* What the task asks
Repeat the full listing below verbatim and keep the images out.

[Start of Given records]

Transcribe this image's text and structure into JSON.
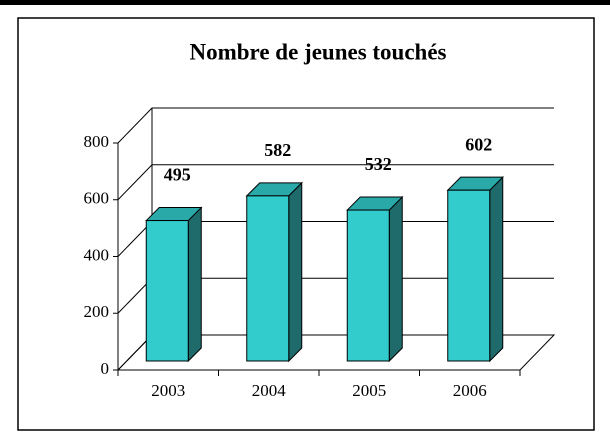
{
  "chart_data": {
    "type": "bar3d",
    "title": "Nombre de jeunes touchés",
    "categories": [
      "2003",
      "2004",
      "2005",
      "2006"
    ],
    "values": [
      495,
      582,
      532,
      602
    ],
    "color": "#33cccc",
    "ylim": [
      0,
      800
    ],
    "yticks": [
      0,
      200,
      400,
      600,
      800
    ],
    "grid": true
  }
}
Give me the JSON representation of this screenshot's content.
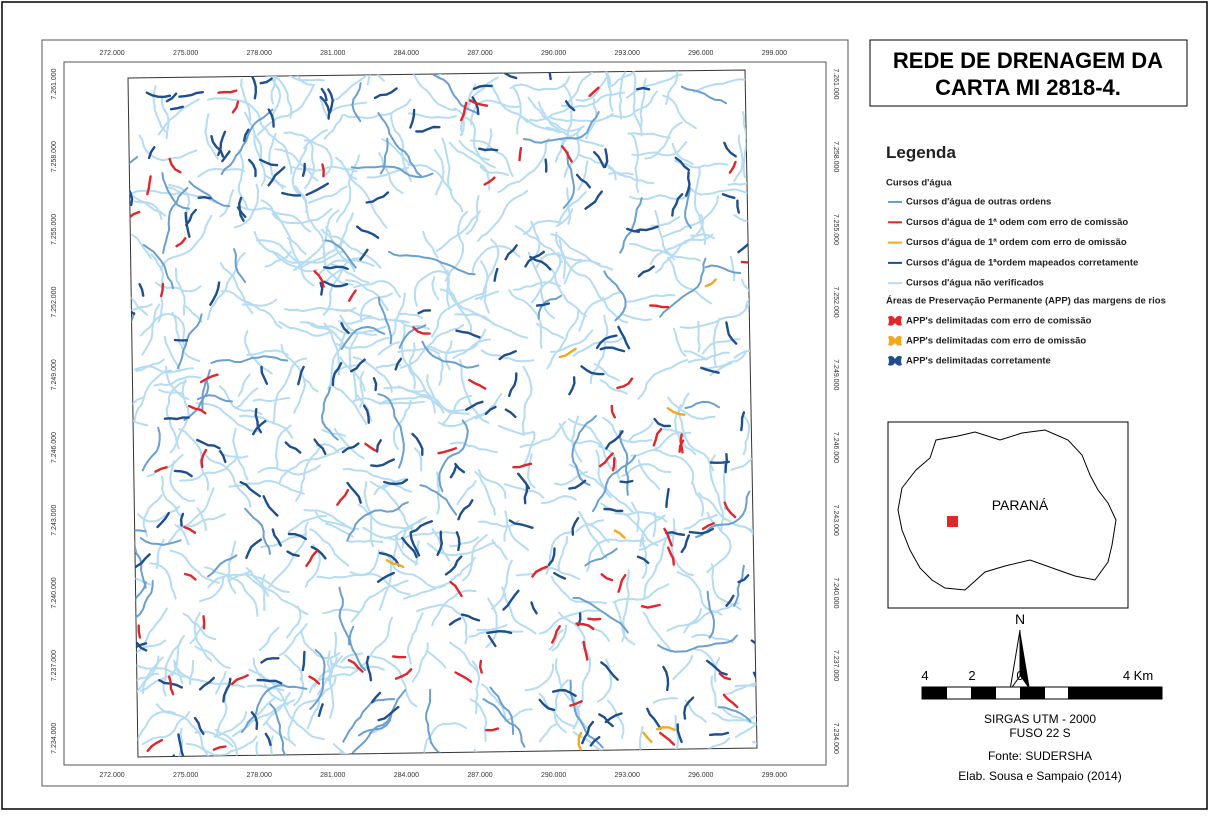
{
  "title": {
    "lines": [
      "REDE DE DRENAGEM DA",
      "CARTA MI 2818-4."
    ]
  },
  "map": {
    "x_labels": [
      "272.000",
      "275.000",
      "278.000",
      "281.000",
      "284.000",
      "287.000",
      "290.000",
      "293.000",
      "296.000",
      "299.000"
    ],
    "y_labels": [
      "7.261.000",
      "7.258.000",
      "7.255.000",
      "7.252.000",
      "7.249.000",
      "7.246.000",
      "7.243.000",
      "7.240.000",
      "7.237.000",
      "7.234.000"
    ]
  },
  "legend": {
    "title": "Legenda",
    "streams_heading": "Cursos d'água",
    "streams": [
      "Cursos d'água de outras ordens",
      "Cursos d'água de 1ª odem com erro de comissão",
      "Cursos d'água de 1ª ordem com erro de omissão",
      "Cursos d'água de 1ªordem mapeados corretamente",
      "Cursos d'água não verificados"
    ],
    "app_heading": "Áreas de Preservação Permanente (APP) das margens de rios",
    "app": [
      "APP's delimitadas com erro de comissão",
      "APP's delimitadas com erro de omissão",
      "APP's delimitadas corretamente"
    ]
  },
  "inset": {
    "label": "PARANÁ"
  },
  "north": "N",
  "scale": {
    "labels": [
      "4",
      "2",
      "0",
      "4 Km"
    ]
  },
  "credits": [
    "SIRGAS UTM - 2000",
    "FUSO 22 S",
    "Fonte: SUDERSHA",
    "Elab. Sousa e Sampaio (2014)"
  ]
}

[End of Given records]

* Full output
Transcribe this image's text and structure into JSON.
{
  "chart_data": {
    "type": "bar3d",
    "title": "Nombre de jeunes touchés",
    "categories": [
      "2003",
      "2004",
      "2005",
      "2006"
    ],
    "values": [
      495,
      582,
      532,
      602
    ],
    "color": "#33cccc",
    "ylim": [
      0,
      800
    ],
    "yticks": [
      0,
      200,
      400,
      600,
      800
    ],
    "grid": true
  }
}
Give me the JSON representation of this screenshot's content.
{
  "title": {
    "lines": [
      "REDE DE DRENAGEM DA",
      "CARTA MI 2818-4."
    ]
  },
  "map": {
    "x_labels": [
      "272.000",
      "275.000",
      "278.000",
      "281.000",
      "284.000",
      "287.000",
      "290.000",
      "293.000",
      "296.000",
      "299.000"
    ],
    "y_labels": [
      "7.261.000",
      "7.258.000",
      "7.255.000",
      "7.252.000",
      "7.249.000",
      "7.246.000",
      "7.243.000",
      "7.240.000",
      "7.237.000",
      "7.234.000"
    ]
  },
  "legend": {
    "title": "Legenda",
    "streams_heading": "Cursos d'água",
    "streams": [
      "Cursos d'água de outras ordens",
      "Cursos d'água de 1ª odem com erro de comissão",
      "Cursos d'água de 1ª ordem com erro de omissão",
      "Cursos d'água de 1ªordem mapeados corretamente",
      "Cursos d'água não verificados"
    ],
    "app_heading": "Áreas de Preservação Permanente (APP) das margens de rios",
    "app": [
      "APP's delimitadas com erro de comissão",
      "APP's delimitadas com erro de omissão",
      "APP's delimitadas corretamente"
    ]
  },
  "inset": {
    "label": "PARANÁ"
  },
  "north": "N",
  "scale": {
    "labels": [
      "4",
      "2",
      "0",
      "4 Km"
    ]
  },
  "credits": [
    "SIRGAS UTM - 2000",
    "FUSO 22 S",
    "Fonte: SUDERSHA",
    "Elab. Sousa e Sampaio (2014)"
  ]
}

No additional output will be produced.